__Objective A__
In the relaxation guide, what two things does the author say to avoid when winding down, apart from anything too stimulating?
__Objective B__
Write the next part of the relaxation guide, starting right after its final sentence.

— START Selection —

We all suffer from the pressures of life from time-to-time.
Time spent relaxing can naturally provide a great antidote.
But relaxation is an art-form in itself that needs to be learnt.
Not everyone is born a good relaxer!
Some people even find time designated for ‘relaxing’ to be terrifying — they would rather be rushing around, keeping busy.
That is only because they haven’t worked out the best way to relax yet.
Try these six steps to help open up your mind and live in the moment.
Step 1: Make time
It can be hard to make time, but believe me it will be worth it.
You will probably need an hour, although whatever time you can spare is fine.
Make sure you won’t be distracted during this time.
Step 2: Wind down
The first step is to wind down from the frenetic pace at which life is lived nowadays.
Very simple activities that allow your mind to wander free will work for this.
Cooking a familiar meal, listening to music, taking a walk — you will know what works best for you.
If you use more formal methods like progressive muscle relaxation or meditation, that is also fine.
Try to avoid alcohol for winding down — it has side-effects and makes it hard to maintain your focus.
Similarly, TV and anything too stimulating will also make it difficult for you to wind down.
The mind needs space to expand.
Step 3: Find positive emotions
Use your memory to locate positive emotions.
Focus on a good moment in your life.
It doesn’t have to be anything major, although it can be.
Simply a nice smell, the sense of satisfaction of a small job well done or even a memory from years ago will do.
Focus in on that memory for a while and let the emotion wash over you.
Explore it for as long as you like.
Step 4: Give thanks
Consider one or two things in life that you feel grateful for.
They could be anything, but people often choose relationships, such as family and friends.
Or perhaps it could be your health, or even someone who did you a small kindness recently.
Let your mind dwell on that feeling for a while.
Step 5: Wave at negative thoughts floating past
When letting the mind float free, sometimes it ends up on negative thoughts.
Try to notice these and let them go.
It is important not to push them away, but just to notice them and accept them — just as you might wave at an acquaintance as you pass them on the street.
Then gently refocus your mind to a positive thought or something you are grateful for.

— END Selection —
— START Listing —

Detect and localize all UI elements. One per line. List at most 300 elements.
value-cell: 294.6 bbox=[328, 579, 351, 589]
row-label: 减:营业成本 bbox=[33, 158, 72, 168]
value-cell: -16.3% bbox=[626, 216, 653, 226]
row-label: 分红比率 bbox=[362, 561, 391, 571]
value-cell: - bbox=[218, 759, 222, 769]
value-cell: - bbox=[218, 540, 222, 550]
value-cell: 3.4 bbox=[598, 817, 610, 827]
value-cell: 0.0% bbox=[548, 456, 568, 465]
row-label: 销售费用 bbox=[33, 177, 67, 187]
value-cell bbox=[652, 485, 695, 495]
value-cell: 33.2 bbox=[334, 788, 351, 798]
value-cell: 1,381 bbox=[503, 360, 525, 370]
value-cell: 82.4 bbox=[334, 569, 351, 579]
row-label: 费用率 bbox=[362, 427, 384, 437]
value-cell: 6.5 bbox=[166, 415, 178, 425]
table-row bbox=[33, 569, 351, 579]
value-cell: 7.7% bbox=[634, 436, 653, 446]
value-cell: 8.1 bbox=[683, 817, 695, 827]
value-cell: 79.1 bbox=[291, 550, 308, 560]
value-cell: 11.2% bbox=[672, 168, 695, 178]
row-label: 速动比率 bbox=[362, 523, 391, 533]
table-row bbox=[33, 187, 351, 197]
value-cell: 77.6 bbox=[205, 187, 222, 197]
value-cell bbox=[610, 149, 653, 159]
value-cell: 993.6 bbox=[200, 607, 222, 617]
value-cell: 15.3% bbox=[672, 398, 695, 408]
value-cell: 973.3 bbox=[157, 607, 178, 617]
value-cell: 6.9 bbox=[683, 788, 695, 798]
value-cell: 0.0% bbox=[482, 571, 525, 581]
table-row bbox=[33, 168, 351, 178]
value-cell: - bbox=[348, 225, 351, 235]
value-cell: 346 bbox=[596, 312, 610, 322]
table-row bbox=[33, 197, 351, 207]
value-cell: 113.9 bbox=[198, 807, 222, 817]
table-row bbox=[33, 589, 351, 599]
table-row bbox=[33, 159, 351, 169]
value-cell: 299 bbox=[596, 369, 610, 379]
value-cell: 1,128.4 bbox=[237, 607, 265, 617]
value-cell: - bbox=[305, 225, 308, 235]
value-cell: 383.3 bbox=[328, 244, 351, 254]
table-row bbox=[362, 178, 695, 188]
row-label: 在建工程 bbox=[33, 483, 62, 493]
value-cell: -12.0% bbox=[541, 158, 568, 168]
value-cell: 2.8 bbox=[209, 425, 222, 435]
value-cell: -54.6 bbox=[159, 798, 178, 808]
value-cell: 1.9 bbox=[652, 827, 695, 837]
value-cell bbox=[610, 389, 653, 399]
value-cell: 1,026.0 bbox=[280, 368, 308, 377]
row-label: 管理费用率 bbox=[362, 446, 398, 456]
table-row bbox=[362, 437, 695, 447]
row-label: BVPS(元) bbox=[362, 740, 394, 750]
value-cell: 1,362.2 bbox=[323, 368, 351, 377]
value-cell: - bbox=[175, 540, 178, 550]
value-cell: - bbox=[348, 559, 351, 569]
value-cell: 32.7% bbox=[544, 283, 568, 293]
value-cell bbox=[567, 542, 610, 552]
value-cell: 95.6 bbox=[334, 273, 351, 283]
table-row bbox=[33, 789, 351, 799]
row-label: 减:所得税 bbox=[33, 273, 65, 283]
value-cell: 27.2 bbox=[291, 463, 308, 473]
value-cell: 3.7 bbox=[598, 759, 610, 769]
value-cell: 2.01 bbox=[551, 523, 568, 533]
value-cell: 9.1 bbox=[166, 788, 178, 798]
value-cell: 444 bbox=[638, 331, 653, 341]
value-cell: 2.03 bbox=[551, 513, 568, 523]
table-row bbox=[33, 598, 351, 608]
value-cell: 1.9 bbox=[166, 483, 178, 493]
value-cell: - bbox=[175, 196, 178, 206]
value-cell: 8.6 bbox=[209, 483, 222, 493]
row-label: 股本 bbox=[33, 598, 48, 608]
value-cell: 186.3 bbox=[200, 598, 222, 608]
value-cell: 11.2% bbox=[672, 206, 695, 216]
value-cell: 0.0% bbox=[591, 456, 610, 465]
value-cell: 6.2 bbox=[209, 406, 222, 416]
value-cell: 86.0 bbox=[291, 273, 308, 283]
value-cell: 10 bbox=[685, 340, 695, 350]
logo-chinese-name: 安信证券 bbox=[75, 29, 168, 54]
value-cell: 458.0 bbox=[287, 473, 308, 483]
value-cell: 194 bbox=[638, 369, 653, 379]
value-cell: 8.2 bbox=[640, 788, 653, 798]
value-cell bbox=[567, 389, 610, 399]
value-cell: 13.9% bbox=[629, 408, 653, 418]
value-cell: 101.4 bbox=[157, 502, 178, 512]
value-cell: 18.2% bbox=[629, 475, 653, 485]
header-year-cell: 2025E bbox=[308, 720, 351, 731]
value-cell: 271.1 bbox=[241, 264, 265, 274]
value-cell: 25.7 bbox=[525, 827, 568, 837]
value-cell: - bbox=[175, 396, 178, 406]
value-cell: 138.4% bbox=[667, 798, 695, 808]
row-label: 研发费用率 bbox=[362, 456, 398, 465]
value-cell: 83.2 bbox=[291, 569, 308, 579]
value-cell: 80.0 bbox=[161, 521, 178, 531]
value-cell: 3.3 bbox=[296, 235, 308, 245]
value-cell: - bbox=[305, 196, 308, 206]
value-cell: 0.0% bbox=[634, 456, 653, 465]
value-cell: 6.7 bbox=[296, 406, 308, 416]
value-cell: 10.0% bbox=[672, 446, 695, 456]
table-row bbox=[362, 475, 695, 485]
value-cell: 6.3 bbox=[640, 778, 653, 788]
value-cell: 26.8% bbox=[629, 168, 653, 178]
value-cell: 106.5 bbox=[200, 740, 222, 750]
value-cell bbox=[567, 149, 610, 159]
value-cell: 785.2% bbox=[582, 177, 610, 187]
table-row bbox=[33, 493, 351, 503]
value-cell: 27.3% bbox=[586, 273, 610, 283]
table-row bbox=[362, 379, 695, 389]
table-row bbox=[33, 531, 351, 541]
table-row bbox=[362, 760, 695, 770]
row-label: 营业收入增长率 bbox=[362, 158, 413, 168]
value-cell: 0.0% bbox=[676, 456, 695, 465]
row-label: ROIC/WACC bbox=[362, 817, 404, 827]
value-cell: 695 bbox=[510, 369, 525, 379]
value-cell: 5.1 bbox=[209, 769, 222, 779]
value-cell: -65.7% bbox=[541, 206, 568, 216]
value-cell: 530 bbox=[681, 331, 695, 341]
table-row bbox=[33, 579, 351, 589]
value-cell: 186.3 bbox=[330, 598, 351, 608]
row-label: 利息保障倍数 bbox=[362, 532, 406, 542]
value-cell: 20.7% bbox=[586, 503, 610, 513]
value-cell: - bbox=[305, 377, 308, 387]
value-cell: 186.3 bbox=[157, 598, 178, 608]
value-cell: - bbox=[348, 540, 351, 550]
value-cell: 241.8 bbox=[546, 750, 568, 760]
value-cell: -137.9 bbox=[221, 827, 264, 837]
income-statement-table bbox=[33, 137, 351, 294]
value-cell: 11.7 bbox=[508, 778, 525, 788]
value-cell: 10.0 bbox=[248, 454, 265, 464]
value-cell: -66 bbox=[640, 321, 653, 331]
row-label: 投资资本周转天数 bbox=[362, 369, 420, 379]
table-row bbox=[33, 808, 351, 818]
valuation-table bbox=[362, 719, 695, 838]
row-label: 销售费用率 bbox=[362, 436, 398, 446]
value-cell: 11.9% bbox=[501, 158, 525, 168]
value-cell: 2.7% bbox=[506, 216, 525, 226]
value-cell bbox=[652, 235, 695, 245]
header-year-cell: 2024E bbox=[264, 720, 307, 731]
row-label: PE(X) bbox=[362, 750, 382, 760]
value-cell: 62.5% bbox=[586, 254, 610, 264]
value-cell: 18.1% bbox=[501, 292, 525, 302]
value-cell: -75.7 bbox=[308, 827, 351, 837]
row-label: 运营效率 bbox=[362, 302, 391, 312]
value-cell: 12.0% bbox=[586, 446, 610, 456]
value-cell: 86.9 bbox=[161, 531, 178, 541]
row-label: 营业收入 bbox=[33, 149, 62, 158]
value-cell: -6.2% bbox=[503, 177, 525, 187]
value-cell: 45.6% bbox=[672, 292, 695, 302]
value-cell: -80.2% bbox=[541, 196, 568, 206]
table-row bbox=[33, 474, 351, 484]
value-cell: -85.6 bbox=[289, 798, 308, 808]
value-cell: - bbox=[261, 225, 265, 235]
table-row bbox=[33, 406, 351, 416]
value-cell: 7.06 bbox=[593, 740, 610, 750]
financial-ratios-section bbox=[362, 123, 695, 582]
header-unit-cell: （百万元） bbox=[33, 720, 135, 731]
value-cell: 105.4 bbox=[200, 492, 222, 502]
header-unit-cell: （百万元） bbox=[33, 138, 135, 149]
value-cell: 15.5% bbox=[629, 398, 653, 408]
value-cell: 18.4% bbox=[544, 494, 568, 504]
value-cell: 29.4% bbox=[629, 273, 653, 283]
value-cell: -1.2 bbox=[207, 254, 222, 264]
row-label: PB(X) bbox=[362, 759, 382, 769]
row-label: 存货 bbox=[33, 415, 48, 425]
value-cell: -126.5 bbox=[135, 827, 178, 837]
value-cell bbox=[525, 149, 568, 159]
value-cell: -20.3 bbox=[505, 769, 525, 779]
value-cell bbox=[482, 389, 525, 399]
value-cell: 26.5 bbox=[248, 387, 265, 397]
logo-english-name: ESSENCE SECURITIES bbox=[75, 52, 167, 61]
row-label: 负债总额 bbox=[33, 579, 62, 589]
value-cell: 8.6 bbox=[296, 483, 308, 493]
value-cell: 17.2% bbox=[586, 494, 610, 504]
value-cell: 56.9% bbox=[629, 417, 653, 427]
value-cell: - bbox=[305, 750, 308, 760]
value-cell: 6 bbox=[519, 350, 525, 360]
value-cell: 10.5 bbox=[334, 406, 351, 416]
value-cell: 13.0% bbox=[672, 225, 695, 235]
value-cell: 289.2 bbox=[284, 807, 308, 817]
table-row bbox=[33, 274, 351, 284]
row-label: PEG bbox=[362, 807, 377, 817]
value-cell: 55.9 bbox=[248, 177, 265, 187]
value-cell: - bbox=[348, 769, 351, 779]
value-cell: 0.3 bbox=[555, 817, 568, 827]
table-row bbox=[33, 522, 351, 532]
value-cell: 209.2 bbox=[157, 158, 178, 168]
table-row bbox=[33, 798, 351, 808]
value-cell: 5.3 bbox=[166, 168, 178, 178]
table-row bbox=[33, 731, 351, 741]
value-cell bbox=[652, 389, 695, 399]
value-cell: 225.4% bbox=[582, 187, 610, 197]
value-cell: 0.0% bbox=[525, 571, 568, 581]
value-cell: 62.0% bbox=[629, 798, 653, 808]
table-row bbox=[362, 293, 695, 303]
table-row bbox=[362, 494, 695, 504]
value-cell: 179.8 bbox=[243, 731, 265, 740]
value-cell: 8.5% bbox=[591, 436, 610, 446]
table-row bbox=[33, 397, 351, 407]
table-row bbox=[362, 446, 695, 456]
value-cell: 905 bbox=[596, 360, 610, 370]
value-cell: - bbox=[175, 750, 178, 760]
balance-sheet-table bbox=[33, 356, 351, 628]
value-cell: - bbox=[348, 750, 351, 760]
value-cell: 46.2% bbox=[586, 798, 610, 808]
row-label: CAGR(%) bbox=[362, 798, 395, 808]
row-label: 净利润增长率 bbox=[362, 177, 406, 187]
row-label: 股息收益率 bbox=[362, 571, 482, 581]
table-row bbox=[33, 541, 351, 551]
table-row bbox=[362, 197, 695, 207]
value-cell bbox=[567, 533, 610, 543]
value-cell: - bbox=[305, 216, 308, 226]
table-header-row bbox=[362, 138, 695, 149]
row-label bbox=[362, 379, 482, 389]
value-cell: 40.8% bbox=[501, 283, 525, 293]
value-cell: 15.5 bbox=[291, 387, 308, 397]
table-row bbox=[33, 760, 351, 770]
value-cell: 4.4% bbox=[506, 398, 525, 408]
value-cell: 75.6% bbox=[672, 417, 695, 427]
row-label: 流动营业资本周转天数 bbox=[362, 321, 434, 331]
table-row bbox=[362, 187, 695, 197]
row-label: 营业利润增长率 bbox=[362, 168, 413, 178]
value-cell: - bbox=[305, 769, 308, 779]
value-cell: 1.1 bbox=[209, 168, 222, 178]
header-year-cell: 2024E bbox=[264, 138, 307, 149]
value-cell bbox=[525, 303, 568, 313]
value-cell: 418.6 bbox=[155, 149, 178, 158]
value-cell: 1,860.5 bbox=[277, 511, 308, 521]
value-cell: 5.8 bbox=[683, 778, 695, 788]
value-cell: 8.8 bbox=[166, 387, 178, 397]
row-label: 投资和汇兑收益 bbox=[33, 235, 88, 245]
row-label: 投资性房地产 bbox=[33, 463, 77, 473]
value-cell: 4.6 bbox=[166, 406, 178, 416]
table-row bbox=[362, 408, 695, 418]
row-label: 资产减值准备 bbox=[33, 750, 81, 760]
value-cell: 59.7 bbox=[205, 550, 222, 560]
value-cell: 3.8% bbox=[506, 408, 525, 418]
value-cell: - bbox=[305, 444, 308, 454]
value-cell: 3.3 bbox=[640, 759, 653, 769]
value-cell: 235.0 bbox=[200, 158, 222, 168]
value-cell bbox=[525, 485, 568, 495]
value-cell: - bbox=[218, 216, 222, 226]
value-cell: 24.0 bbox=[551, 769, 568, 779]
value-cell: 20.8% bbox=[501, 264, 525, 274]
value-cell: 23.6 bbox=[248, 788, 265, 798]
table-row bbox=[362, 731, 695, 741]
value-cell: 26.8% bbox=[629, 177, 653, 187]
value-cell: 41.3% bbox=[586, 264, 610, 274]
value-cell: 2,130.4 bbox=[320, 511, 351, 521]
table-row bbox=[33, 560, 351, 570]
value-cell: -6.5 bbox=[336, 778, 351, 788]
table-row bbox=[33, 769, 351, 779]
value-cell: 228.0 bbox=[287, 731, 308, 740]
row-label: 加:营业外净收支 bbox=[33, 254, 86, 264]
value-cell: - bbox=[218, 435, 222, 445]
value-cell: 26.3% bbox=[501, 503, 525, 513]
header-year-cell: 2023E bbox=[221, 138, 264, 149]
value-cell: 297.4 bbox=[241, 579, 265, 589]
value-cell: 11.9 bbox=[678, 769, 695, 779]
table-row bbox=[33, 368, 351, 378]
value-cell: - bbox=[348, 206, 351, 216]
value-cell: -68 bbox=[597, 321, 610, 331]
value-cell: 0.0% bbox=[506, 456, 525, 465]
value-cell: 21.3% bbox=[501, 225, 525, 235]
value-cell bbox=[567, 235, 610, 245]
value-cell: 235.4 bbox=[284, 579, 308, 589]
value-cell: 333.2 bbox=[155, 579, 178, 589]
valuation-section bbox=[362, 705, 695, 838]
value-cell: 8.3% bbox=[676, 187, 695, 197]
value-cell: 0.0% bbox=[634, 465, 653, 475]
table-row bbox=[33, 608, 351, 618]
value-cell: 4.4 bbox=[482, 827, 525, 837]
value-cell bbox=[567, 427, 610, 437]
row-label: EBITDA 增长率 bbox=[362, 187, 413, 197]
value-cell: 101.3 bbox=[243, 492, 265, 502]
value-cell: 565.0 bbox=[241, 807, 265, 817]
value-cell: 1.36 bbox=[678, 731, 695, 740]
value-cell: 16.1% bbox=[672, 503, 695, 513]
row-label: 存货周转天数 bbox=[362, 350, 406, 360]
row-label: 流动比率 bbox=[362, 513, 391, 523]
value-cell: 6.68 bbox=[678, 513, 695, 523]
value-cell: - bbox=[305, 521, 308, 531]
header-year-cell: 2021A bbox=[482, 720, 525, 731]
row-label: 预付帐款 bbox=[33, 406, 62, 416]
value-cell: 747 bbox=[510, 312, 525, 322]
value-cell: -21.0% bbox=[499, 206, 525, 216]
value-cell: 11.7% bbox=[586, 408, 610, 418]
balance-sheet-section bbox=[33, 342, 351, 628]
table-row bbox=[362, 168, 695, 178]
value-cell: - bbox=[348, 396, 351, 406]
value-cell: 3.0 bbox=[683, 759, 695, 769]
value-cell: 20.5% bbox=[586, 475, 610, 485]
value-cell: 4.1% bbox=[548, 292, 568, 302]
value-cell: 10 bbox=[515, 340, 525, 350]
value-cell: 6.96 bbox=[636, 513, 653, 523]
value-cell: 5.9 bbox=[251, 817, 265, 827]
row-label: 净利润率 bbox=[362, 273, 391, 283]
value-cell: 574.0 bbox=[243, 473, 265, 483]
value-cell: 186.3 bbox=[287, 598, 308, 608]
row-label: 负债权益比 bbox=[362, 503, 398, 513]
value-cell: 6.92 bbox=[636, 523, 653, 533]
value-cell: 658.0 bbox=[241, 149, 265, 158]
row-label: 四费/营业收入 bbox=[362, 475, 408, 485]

— END Listing —
— START Listing —

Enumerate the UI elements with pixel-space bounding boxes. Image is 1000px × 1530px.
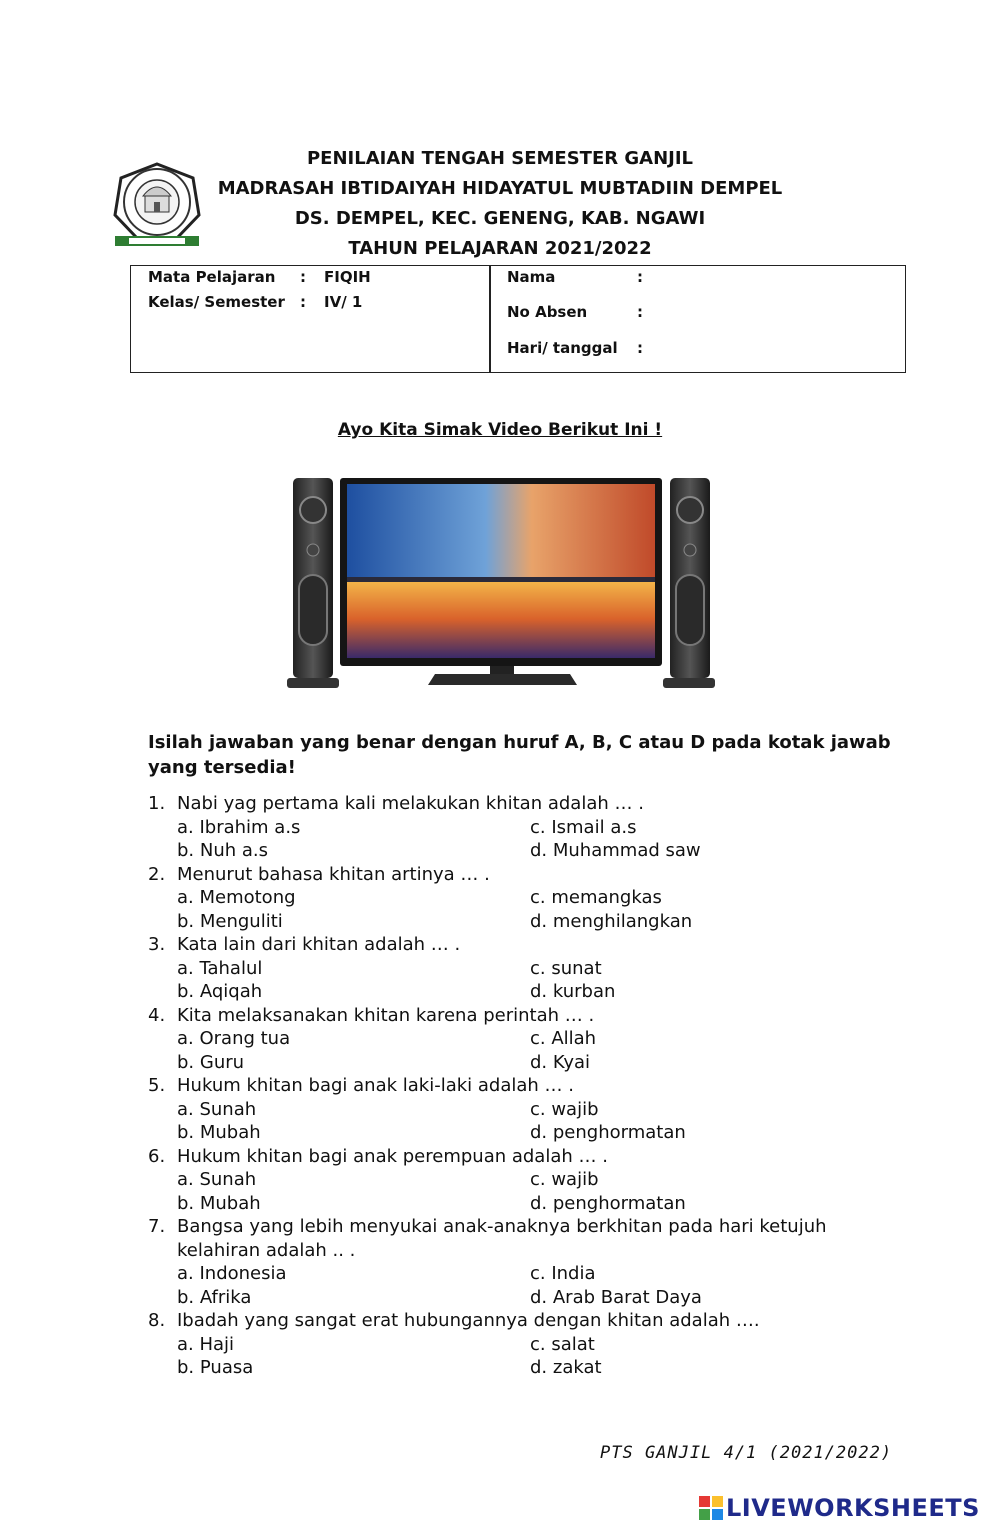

— END Listing —

__Output A__
Alcohol and TV.

__Output B__
Step 6: Deep focus
After a time, you will probably start to enter a more peaceful state of mind.
Here it feels like you have more time…
…and that your time is your own.
Now you have a choice.
If you are enjoying being like this, then carry on.
If you have something meditative that will maintain the state, then now is the time to turn to that.
Open a book you have been meaning to read, start a journal, draw a picture or whatever it is you are in to.
But, if you do choose an activity, make sure it is one that does not disrupt the state of deep focus.
Turning on the TV, for example, will likely ruin the moment.
Shopping online, reading the news or playing video games will not help you maintain the feeling.
Far better than any of those is to maintain the sense of deep focus for as long as you can — even if you focus on nothing more than enjoying the moment.
In fact: especially if you do nothing more than enjoy the moment.
About the author
Psychologist, Jeremy Dean, PhD is the founder and author of PsyBlog. He holds a doctorate in psychology from University College London and two other advanced degrees in psychology.
He has been writing about scientific research on PsyBlog since 2004. He is also the author of the book “Making Habits, Breaking Habits” (Da Capo, 2003) and several ebooks:
- Accept Yourself: How to feel a profound sense of warmth and self-compassion
- The Anxiety Plan: 42 Strategies For Worry, Phobias, OCD and Panic
- Spark: 17 Steps That Will Boost Your Motivation For Anything
- Activate: How To Find Joy Again By Changing What You Do
Why not try these six steps a few times a week and see how it makes you feel….?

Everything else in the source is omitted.